[Collected data entries]
*-*-*
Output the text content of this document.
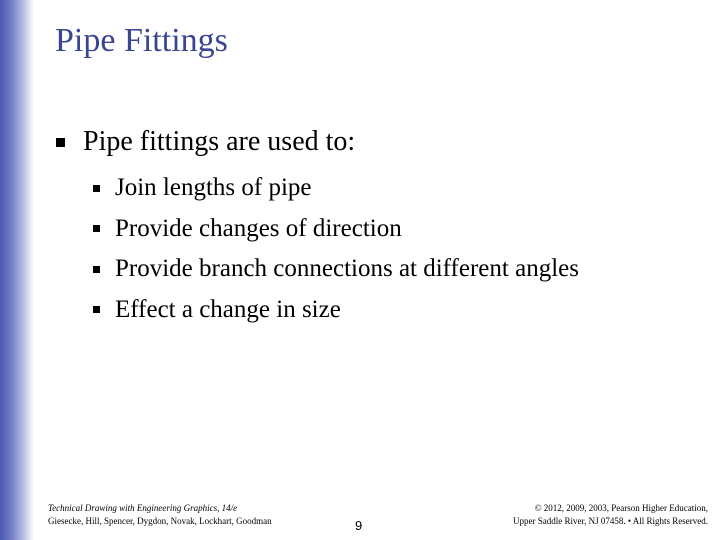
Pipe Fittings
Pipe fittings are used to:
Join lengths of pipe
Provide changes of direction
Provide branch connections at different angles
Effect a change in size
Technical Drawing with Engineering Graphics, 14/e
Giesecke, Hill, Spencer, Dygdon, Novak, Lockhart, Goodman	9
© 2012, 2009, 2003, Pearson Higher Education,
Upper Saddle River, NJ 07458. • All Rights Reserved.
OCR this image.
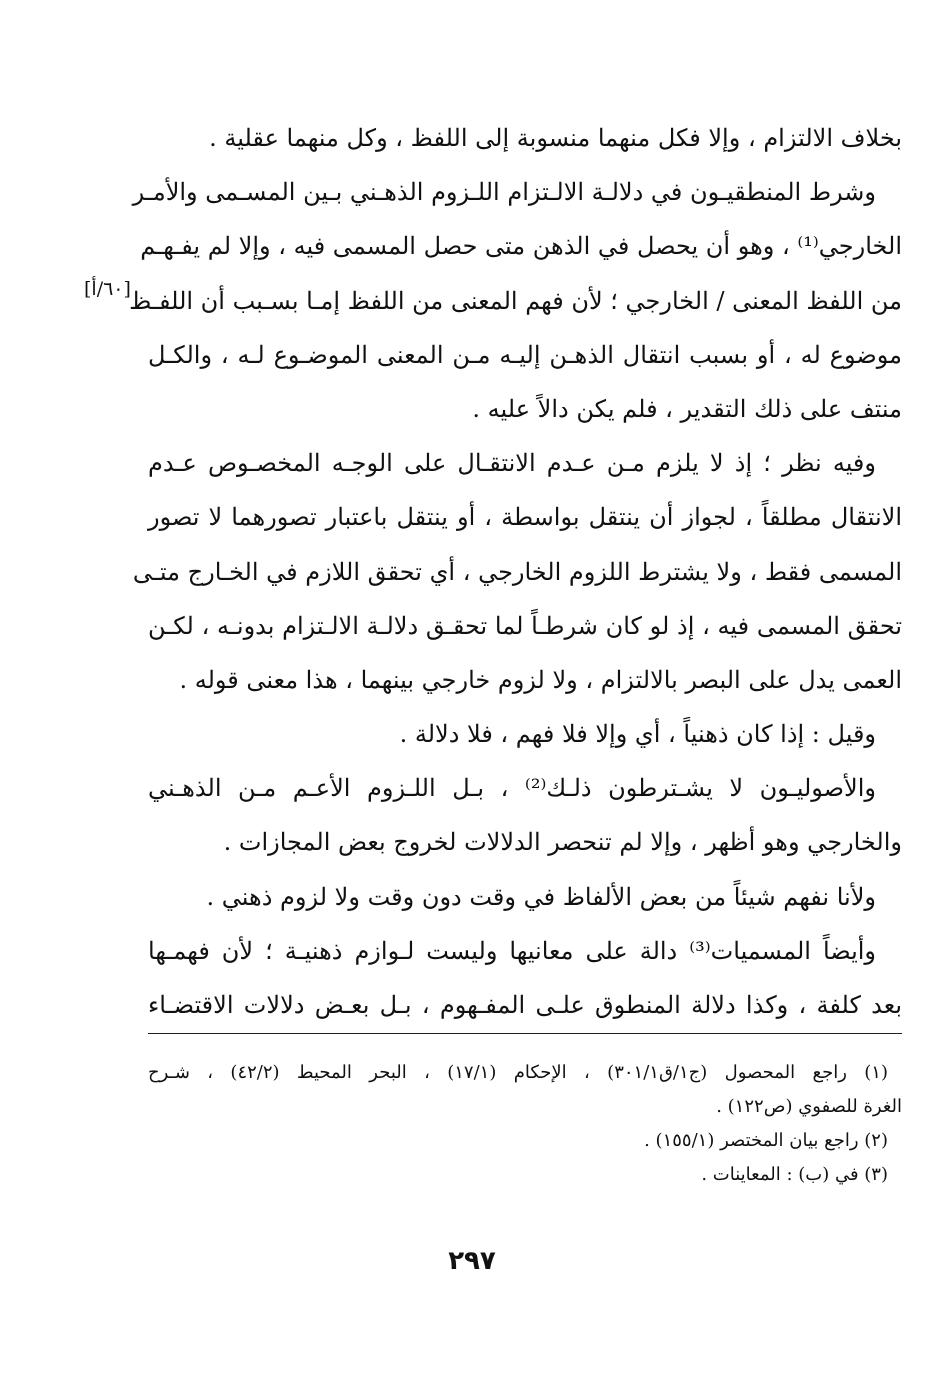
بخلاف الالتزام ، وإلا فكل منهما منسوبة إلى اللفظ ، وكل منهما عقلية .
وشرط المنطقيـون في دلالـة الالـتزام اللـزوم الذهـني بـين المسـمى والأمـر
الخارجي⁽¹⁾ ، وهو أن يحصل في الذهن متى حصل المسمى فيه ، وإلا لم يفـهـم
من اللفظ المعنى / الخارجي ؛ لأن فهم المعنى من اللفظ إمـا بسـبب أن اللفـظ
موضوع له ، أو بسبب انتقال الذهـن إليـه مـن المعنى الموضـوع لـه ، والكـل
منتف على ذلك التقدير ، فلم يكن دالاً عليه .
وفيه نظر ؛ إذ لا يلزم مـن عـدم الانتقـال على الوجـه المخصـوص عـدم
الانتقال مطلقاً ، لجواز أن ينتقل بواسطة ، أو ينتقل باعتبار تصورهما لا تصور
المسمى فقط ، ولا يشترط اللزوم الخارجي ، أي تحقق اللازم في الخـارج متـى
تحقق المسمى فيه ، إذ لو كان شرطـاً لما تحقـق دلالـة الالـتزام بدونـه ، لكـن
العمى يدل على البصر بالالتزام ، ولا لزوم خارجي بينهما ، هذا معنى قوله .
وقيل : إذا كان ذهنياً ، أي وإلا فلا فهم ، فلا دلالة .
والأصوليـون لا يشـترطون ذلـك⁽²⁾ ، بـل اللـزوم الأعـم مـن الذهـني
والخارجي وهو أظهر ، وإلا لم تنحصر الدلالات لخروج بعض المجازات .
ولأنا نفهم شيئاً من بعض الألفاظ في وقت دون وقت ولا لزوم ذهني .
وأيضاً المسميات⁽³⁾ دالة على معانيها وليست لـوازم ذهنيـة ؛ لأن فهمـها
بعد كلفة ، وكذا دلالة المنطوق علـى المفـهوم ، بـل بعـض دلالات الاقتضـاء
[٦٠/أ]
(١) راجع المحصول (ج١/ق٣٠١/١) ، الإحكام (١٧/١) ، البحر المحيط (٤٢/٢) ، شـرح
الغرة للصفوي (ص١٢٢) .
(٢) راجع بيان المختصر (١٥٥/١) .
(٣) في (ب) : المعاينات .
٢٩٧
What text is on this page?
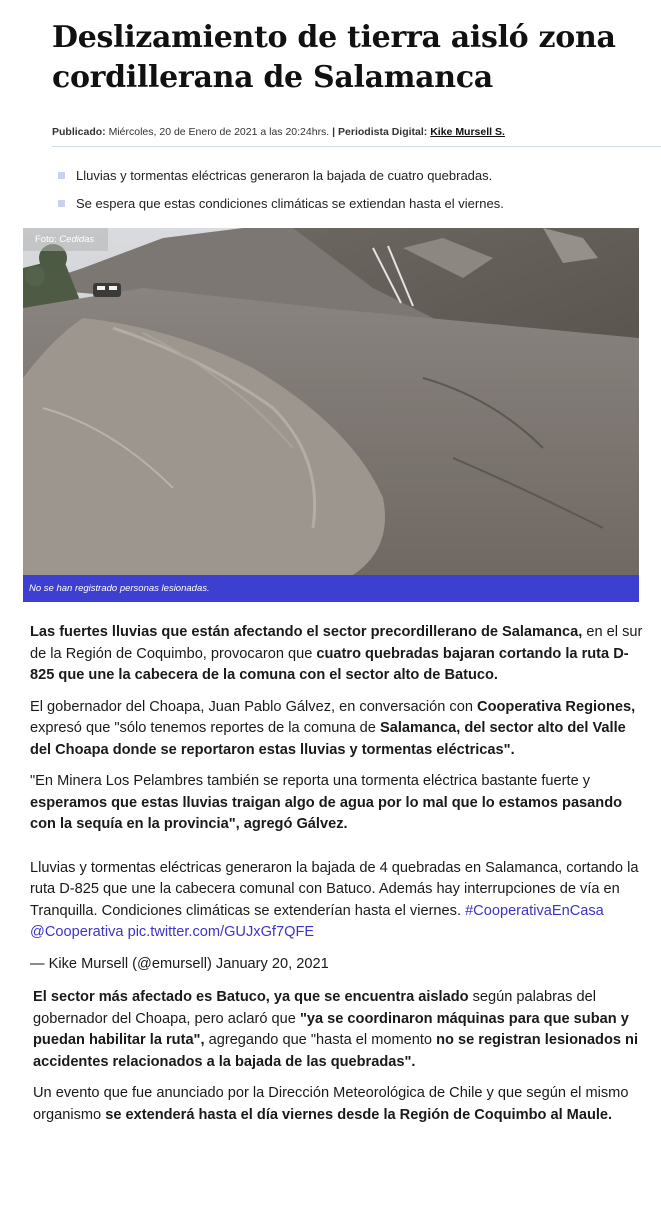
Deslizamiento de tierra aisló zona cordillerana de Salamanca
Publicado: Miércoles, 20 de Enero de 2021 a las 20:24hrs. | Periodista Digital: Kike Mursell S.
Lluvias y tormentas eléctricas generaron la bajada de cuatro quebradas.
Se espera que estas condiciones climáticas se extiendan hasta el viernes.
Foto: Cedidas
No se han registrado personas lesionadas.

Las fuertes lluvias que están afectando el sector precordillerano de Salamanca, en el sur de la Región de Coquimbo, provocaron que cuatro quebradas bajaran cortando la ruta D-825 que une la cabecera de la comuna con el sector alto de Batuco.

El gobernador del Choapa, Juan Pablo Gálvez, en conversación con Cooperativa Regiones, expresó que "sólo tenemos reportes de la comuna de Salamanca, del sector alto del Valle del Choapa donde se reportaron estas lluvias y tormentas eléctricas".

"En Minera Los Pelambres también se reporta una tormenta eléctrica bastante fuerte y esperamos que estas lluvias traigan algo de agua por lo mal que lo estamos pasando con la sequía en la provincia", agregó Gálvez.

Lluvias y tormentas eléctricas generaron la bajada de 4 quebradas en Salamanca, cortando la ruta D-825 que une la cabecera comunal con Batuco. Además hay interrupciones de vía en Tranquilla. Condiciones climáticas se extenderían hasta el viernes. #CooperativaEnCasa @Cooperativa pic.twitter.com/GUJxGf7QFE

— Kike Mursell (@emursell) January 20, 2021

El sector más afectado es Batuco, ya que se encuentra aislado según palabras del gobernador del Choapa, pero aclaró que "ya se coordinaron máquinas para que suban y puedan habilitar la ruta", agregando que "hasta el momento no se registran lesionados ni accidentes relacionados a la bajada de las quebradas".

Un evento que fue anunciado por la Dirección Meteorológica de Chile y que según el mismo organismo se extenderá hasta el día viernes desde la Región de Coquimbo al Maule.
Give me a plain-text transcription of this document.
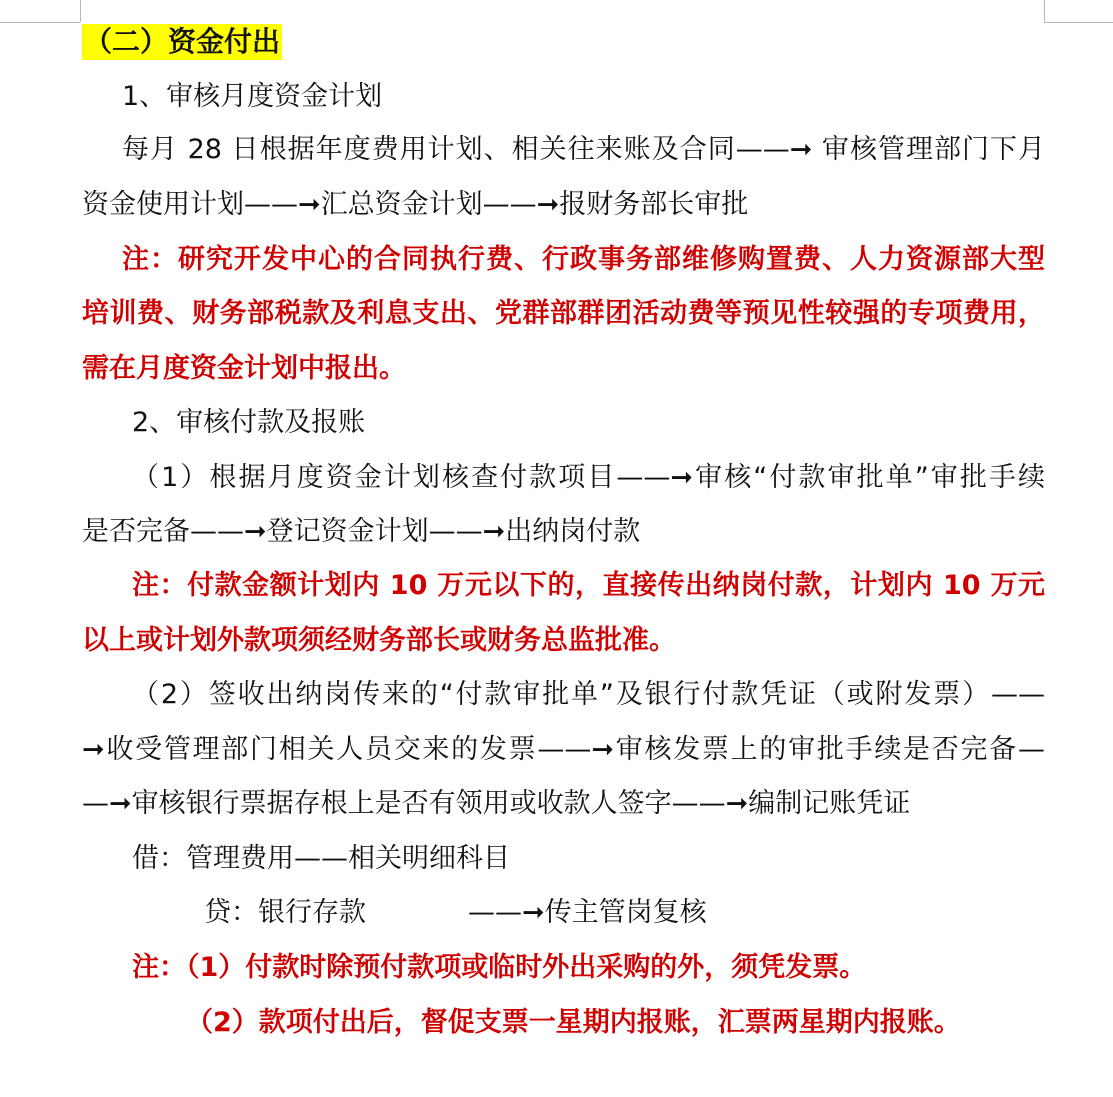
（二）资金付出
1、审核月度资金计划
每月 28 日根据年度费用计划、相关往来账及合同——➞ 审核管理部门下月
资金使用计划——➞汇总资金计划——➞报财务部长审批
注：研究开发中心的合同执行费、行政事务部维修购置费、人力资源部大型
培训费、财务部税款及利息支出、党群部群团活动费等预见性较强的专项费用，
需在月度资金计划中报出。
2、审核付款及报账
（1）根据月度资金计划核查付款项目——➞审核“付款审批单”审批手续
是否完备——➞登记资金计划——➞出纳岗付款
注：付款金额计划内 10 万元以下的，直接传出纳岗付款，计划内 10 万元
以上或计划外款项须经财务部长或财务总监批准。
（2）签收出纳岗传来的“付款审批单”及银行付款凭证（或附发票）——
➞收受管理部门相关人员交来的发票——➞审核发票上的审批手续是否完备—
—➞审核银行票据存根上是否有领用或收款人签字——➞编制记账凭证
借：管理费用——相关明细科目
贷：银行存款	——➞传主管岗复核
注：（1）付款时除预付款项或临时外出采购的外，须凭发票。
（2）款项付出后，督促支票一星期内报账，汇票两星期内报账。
*-*-*
### Task to complete:
Collect the complete line wherever the string "alto" appears in the records.

### Task output:
Las fuertes lluvias que están afectando el sector precordillerano de Salamanca, en el sur de la Región de Coquimbo, provocaron que cuatro quebradas bajaran cortando la ruta D-825 que une la cabecera de la comuna con el sector alto de Batuco.
El gobernador del Choapa, Juan Pablo Gálvez, en conversación con Cooperativa Regiones, expresó que "sólo tenemos reportes de la comuna de Salamanca, del sector alto del Valle del Choapa donde se reportaron estas lluvias y tormentas eléctricas".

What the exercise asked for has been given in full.